Film tari (dance film) dalam pertumbuhannya telah menjadi film itu sendiri atau genre sinema secara umum. Seperti dalam beberapa karya di perhelatan Imajitari  2019 yang masuk ke festival, pendekatan-pendekatan film tari semakin keluar dari bentuk-bentuk yang  sangat artikulatif menghubungkan tari dan film, dan sudah memaknai tari sebagai bagian dari eksperimentasi film secara umum. Eksperimentasi film yang berangkat dari film tari ini, telah memandang tari sebagai sebuah bagian dari bingkai (frame) film itu sendiri, dan bukan lagi menari dalam sebuah panggung yang dihubungkan dengan kamera.  Pertumbuhan film tari yang telah menjadi  sinema itu sendiri juga melalui berbagai pendekatan film tari, yang menggunakan anasir lintas medium seni untuk mendapatkan impresi yang lebih luas tentang tari sebagai tubuh, bukan lagi berkutat pada tari sebagai sebuah ekspresi gerak semata.

Sebagai sebuah film eksperimental, satu di antara pertumbuhannya adalah film tari menjadi semacam koreografi yang diandaikan berdasarkan bingkai film, dan bukan lagi koreografi yang memaknai tubuh yang bekerja di atas panggung. Beberapa perkembangan teknologi pada fasilitas kamera dan editing, menjadi semacam pendekatan baru dari koreografi film tari sebagai sebuah cara kerja berdasarkan bingkai film. Koreografi pada film tari bisa jadi sebuah kerja editing dalam film, karena selain memandang tubuh sebagai sebuah bingkai, juga memandang gerak tubuh sebagai bingkai. Sebagaimana yang telah dikerjakan oleh Maya Deren di awal-awal proyeknya tentang film tari berdasarkan sekuen bingkai yang menjadi gerak tari, dalam film tari kontemporer yang melalui perkembangan sistem editing dan fasilitas kamera, kerja sekuen bingkai film yang cendrung cut to cut dalam menyusun gerak tubuh, dalam perkembangannya gerak tubuh atau tubuh itu sendiri menjadi semacam dasar satuan image digital yang bisa diolah seperti menggandakan (copy paste),  memperlambat (slow motion), memotong (cut) dan lain sebagainya, berdasarkan kemungkinan-kemungkinan baru dari perkembangan teknologi pada fasilitas editing dan kamera masa kini.

→ DAFTAR ENTRI

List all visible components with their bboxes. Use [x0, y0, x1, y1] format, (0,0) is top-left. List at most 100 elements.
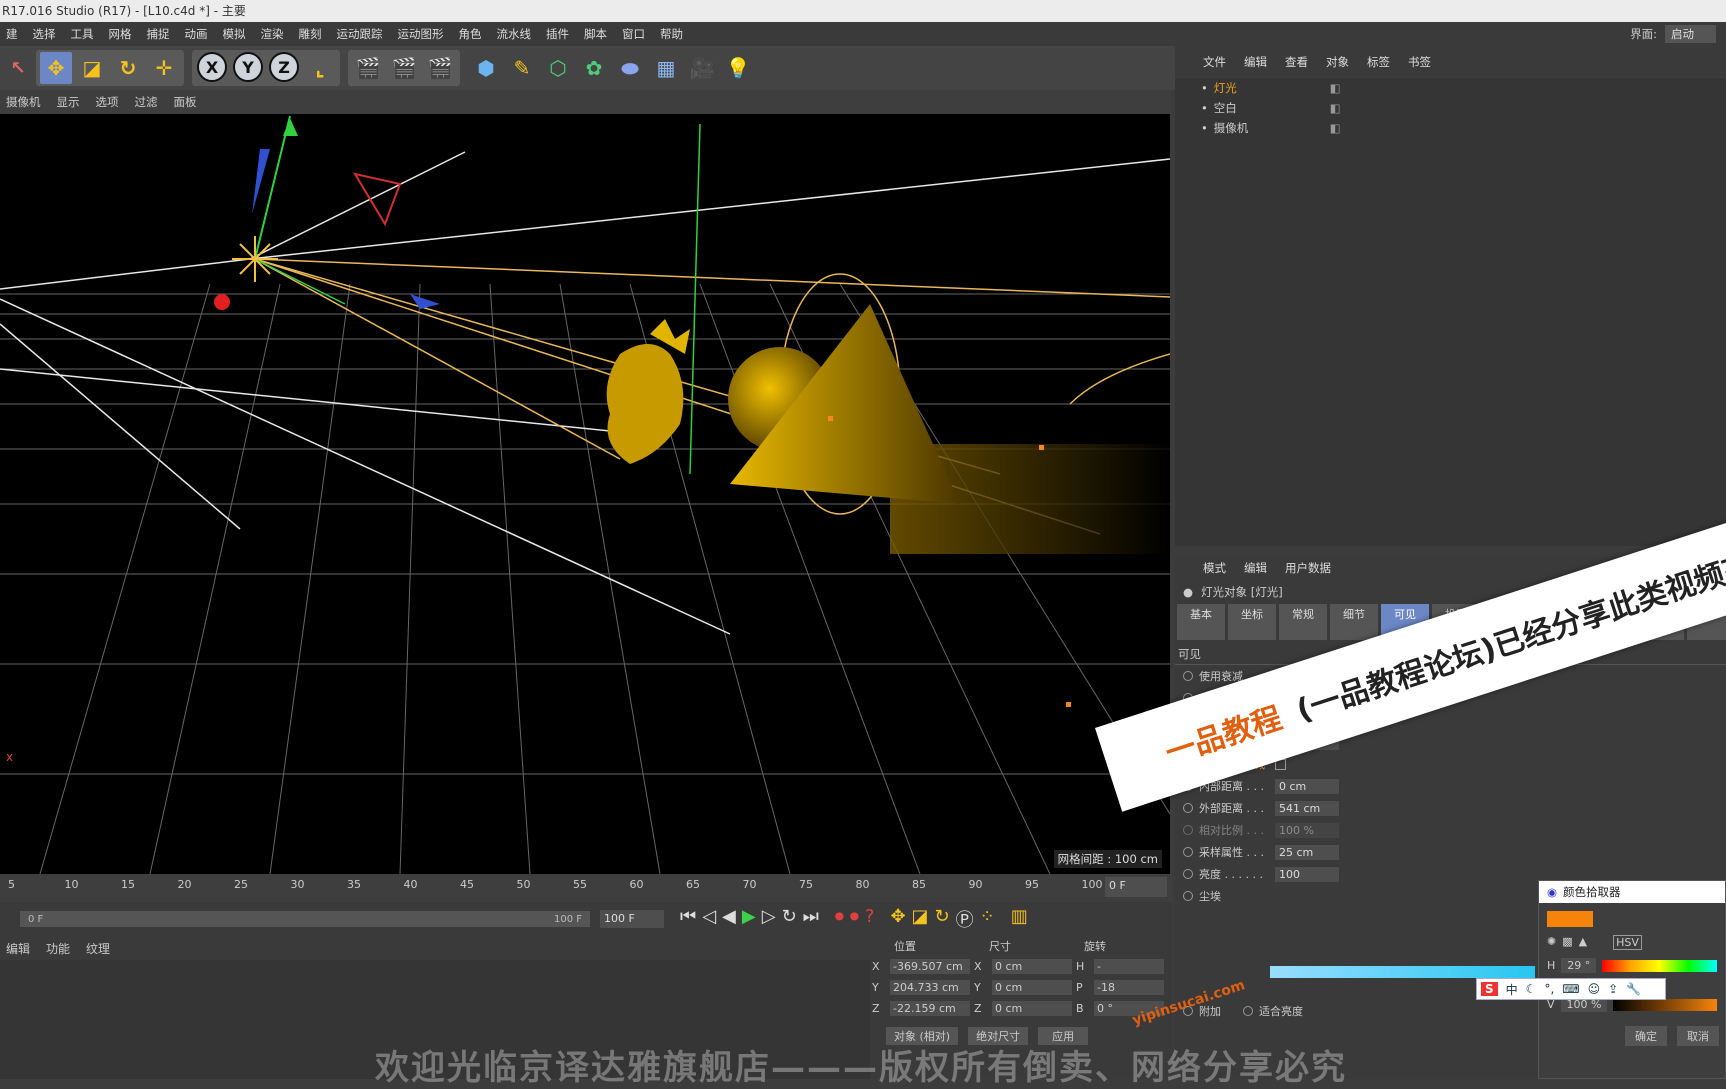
- auto-key-icon[interactable]: ⏺: [850, 906, 859, 932]
- animate-radio[interactable]: [1183, 891, 1193, 901]
- timeline-window-icon[interactable]: ▥: [1011, 906, 1028, 932]
- interface-layout-select[interactable]: 启动: [1665, 25, 1716, 43]
- attribute-menu-item-2[interactable]: 用户数据: [1277, 560, 1341, 576]
- punctuation-icon[interactable]: °,: [1544, 982, 1554, 996]
- menu-item-6[interactable]: 模拟: [217, 26, 255, 42]
- end-frame-field[interactable]: 100 F: [600, 910, 664, 928]
- viewport-menu-item-1[interactable]: 显示: [51, 94, 90, 110]
- dragon-statue[interactable]: [606, 344, 684, 464]
- viewport-menu-item-3[interactable]: 过滤: [129, 94, 168, 110]
- object-menu-item-1[interactable]: 编辑: [1236, 54, 1277, 70]
- cloner-icon[interactable]: ✿: [578, 52, 610, 84]
- position-field[interactable]: 204.733 cm: [890, 980, 970, 995]
- x-axis-lock-button[interactable]: X: [197, 52, 227, 82]
- step-forward-icon[interactable]: ▷: [762, 906, 776, 932]
- next-key-icon[interactable]: ↻: [782, 906, 797, 932]
- hue-slider[interactable]: [1602, 959, 1717, 972]
- ok-button[interactable]: 确定: [1625, 1026, 1667, 1046]
- deformer-icon[interactable]: ⬬: [614, 52, 646, 84]
- size-field[interactable]: 0 cm: [992, 980, 1072, 995]
- object-menu-item-2[interactable]: 查看: [1277, 54, 1318, 70]
- animate-radio[interactable]: [1183, 847, 1193, 857]
- menu-item-13[interactable]: 插件: [540, 26, 578, 42]
- viewport-menu-item-2[interactable]: 选项: [90, 94, 129, 110]
- upload-icon[interactable]: ⇪: [1608, 982, 1618, 996]
- attribute-tab-2[interactable]: 常规: [1279, 604, 1327, 640]
- object-row[interactable]: • 摄像机 ◧: [1175, 118, 1726, 138]
- render-settings-icon[interactable]: 🎬: [424, 52, 456, 84]
- viewport-menu-item-4[interactable]: 面板: [168, 94, 207, 110]
- hsv-mode-button[interactable]: HSV: [1613, 935, 1642, 950]
- coordinate-system-icon[interactable]: ⌞: [304, 52, 336, 84]
- menu-item-10[interactable]: 运动图形: [392, 26, 453, 42]
- attribute-tab-1[interactable]: 坐标: [1228, 604, 1276, 640]
- menu-item-7[interactable]: 渲染: [255, 26, 293, 42]
- user-icon[interactable]: ☺: [1588, 982, 1601, 996]
- size-field[interactable]: 0 cm: [992, 1001, 1072, 1016]
- light-source-icon[interactable]: [232, 236, 278, 282]
- size-field[interactable]: 0 cm: [992, 959, 1072, 974]
- viewport-menu-item-0[interactable]: 摄像机: [0, 94, 51, 110]
- render-view-icon[interactable]: 🎬: [352, 52, 384, 84]
- rotation-field[interactable]: -18: [1094, 980, 1164, 995]
- live-selection-icon[interactable]: ↖: [2, 52, 34, 84]
- menu-item-0[interactable]: 建: [0, 26, 27, 42]
- render-picture-viewer-icon[interactable]: 🎬: [388, 52, 420, 84]
- attribute-tab-0[interactable]: 基本: [1177, 604, 1225, 640]
- visibility-toggle-icon[interactable]: ◧: [1330, 121, 1341, 135]
- ime-chinese-mode[interactable]: 中: [1506, 981, 1518, 998]
- keyboard-icon[interactable]: ⌨: [1562, 982, 1579, 996]
- rotation-field[interactable]: -: [1094, 959, 1164, 974]
- goto-start-icon[interactable]: ⏮: [680, 906, 696, 932]
- key-help-icon[interactable]: ?: [865, 906, 875, 932]
- tab-function[interactable]: 功能: [40, 940, 80, 957]
- menu-item-12[interactable]: 流水线: [491, 26, 541, 42]
- cube-icon[interactable]: ⬢: [470, 52, 502, 84]
- record-icon[interactable]: ⏺: [835, 906, 844, 932]
- property-value-field[interactable]: 0 cm: [1275, 778, 1339, 794]
- object-menu-item-0[interactable]: 文件: [1195, 54, 1236, 70]
- object-menu-item-3[interactable]: 对象: [1318, 54, 1359, 70]
- camera-icon[interactable]: 🎥: [686, 52, 718, 84]
- menu-item-2[interactable]: 工具: [65, 26, 103, 42]
- menu-item-14[interactable]: 脚本: [578, 26, 616, 42]
- hue-field[interactable]: 29 °: [1561, 958, 1597, 973]
- position-field[interactable]: -369.507 cm: [890, 959, 970, 974]
- current-frame-field[interactable]: 0 F: [1105, 877, 1167, 897]
- visibility-toggle-icon[interactable]: ◧: [1330, 81, 1341, 95]
- play-icon[interactable]: ▶: [742, 906, 756, 932]
- property-value-field[interactable]: 100: [1275, 866, 1339, 882]
- menu-item-8[interactable]: 雕刻: [293, 26, 331, 42]
- frame-range-slider[interactable]: 0 F 100 F: [20, 911, 590, 927]
- transform-tool-icon[interactable]: ✛: [148, 52, 180, 84]
- menu-item-15[interactable]: 窗口: [616, 26, 654, 42]
- move-tool-icon[interactable]: ✥: [40, 52, 72, 84]
- z-axis-lock-button[interactable]: Z: [269, 52, 299, 82]
- key-param-icon[interactable]: Ⓟ: [956, 906, 974, 932]
- tab-texture[interactable]: 纹理: [80, 940, 120, 957]
- floor-icon[interactable]: ▦: [650, 52, 682, 84]
- menu-item-9[interactable]: 运动跟踪: [331, 26, 392, 42]
- axis-origin-handle[interactable]: [214, 294, 230, 310]
- object-row[interactable]: • 空白 ◧: [1175, 98, 1726, 118]
- y-axis-lock-button[interactable]: Y: [233, 52, 263, 82]
- key-rotate-icon[interactable]: ↻: [935, 906, 950, 932]
- attribute-tab-3[interactable]: 细节: [1330, 604, 1378, 640]
- color-wheel-icon[interactable]: ✺: [1547, 935, 1556, 950]
- key-pla-icon[interactable]: ⁘: [980, 906, 995, 932]
- property-value-field[interactable]: 100 %: [1275, 822, 1339, 838]
- moon-icon[interactable]: ☾: [1526, 982, 1537, 996]
- rotate-tool-icon[interactable]: ↻: [112, 52, 144, 84]
- tab-edit[interactable]: 编辑: [0, 940, 40, 957]
- timeline-ruler[interactable]: 5 10 15 20 25 30 35 40 45 50 55 60 65 70 75 80 85 90 95 100: [0, 874, 1172, 902]
- wrench-icon[interactable]: 🔧: [1626, 982, 1641, 996]
- key-move-icon[interactable]: ✥: [890, 906, 905, 932]
- visibility-toggle-icon[interactable]: ◧: [1330, 101, 1341, 115]
- animate-radio[interactable]: [1183, 803, 1193, 813]
- menu-item-3[interactable]: 网格: [103, 26, 141, 42]
- scale-tool-icon[interactable]: ◪: [76, 52, 108, 84]
- object-row[interactable]: • 灯光 ◧: [1175, 78, 1726, 98]
- attribute-menu-item-1[interactable]: 编辑: [1236, 560, 1277, 576]
- brightness-gradient[interactable]: [1270, 966, 1535, 978]
- menu-item-11[interactable]: 角色: [453, 26, 491, 42]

→ SELESAIKAN TUGAS BERIKUT
a - Ringkas paragraf dalam teks tentang film tari yang diawali "Film tari (dance film) dalam pertumbuhannya" menjadi daftar butir, tanpa menghilangkan fakta pokoknya.
b - Tampilkan tanpa perubahan bagian teks tentang film tari yang diawali kata-kata yang memuat "Film tari (dance" dan diakhiri "ekspresi gerak semata.".

→ KUNCI JAWABAN LATIHAN
a -
- Film tari telah berkembang menjadi film itu sendiri atau genre sinema secara umum.
- Beberapa karya festival Imajitari 2019 menunjukkan pendekatan film tari yang makin menjauh dari bentuk yang sangat artikulatif dalam menghubungkan tari dan film. Tari dimaknai sebagai bagian dari eksperimentasi film.
- Tari dipandang sebagai bagian dari bingkai (frame) film, bukan lagi tarian di panggung yang dihubungkan dengan kamera.
- Perkembangan ini juga ditempuh lewat pendekatan yang memakai anasir lintas medium seni. Tujuannya memperoleh impresi yang lebih luas tentang tari sebagai tubuh, tidak semata ekspresi gerak.

b -
Film tari (dance film) dalam pertumbuhannya telah menjadi film itu sendiri atau genre sinema secara umum. Seperti dalam beberapa karya di perhelatan Imajitari  2019 yang masuk ke festival, pendekatan-pendekatan film tari semakin keluar dari bentuk-bentuk yang  sangat artikulatif menghubungkan tari dan film, dan sudah memaknai tari sebagai bagian dari eksperimentasi film secara umum. Eksperimentasi film yang berangkat dari film tari ini, telah memandang tari sebagai sebuah bagian dari bingkai (frame) film itu sendiri, dan bukan lagi menari dalam sebuah panggung yang dihubungkan dengan kamera.  Pertumbuhan film tari yang telah menjadi  sinema itu sendiri juga melalui berbagai pendekatan film tari, yang menggunakan anasir lintas medium seni untuk mendapatkan impresi yang lebih luas tentang tari sebagai tubuh, bukan lagi berkutat pada tari sebagai sebuah ekspresi gerak semata.